### [Goal]
Transcribe the records below exactly as they appear, omitting any pictures.

### [Task data]
------------------------------------------------

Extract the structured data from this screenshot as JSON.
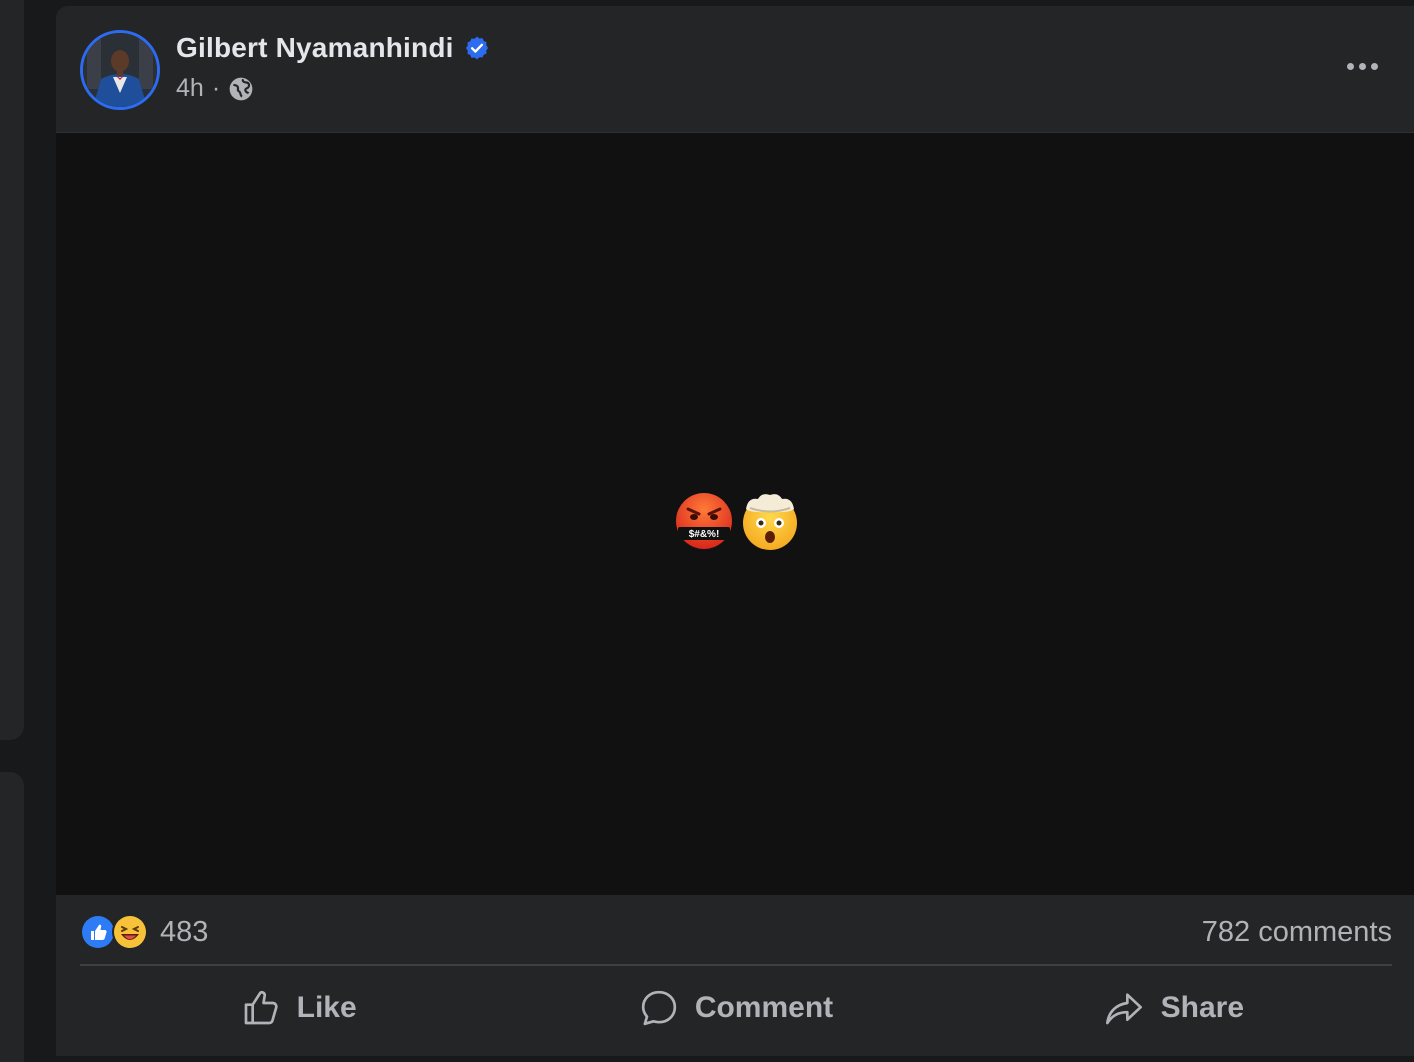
{
  "post": {
    "author": "Gilbert Nyamanhindi",
    "verified": true,
    "time": "4h",
    "separator": "·",
    "audience_icon": "globe-icon",
    "more_icon": "more-options-icon",
    "media_content": "🤬🤯",
    "reactions": {
      "icons": [
        "like-reaction-icon",
        "haha-reaction-icon"
      ],
      "count": "483"
    },
    "comments": "782 comments",
    "actions": [
      {
        "label": "Like",
        "icon": "like-icon"
      },
      {
        "label": "Comment",
        "icon": "comment-icon"
      },
      {
        "label": "Share",
        "icon": "share-icon"
      }
    ]
  },
  "colors": {
    "background": "#18191a",
    "card": "#242526",
    "media": "#111112",
    "primary_text": "#e4e6eb",
    "secondary_text": "#b0b3b8",
    "accent_blue": "#2d6bf0"
  }
}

------------------------------------------------

### [Answer for the task]
Extract the structured data from this screenshot as JSON.
{
  "post": {
    "author": "Gilbert Nyamanhindi",
    "verified": true,
    "time": "4h",
    "separator": "·",
    "audience_icon": "globe-icon",
    "more_icon": "more-options-icon",
    "media_content": "🤬🤯",
    "reactions": {
      "icons": [
        "like-reaction-icon",
        "haha-reaction-icon"
      ],
      "count": "483"
    },
    "comments": "782 comments",
    "actions": [
      {
        "label": "Like",
        "icon": "like-icon"
      },
      {
        "label": "Comment",
        "icon": "comment-icon"
      },
      {
        "label": "Share",
        "icon": "share-icon"
      }
    ]
  },
  "colors": {
    "background": "#18191a",
    "card": "#242526",
    "media": "#111112",
    "primary_text": "#e4e6eb",
    "secondary_text": "#b0b3b8",
    "accent_blue": "#2d6bf0"
  }
}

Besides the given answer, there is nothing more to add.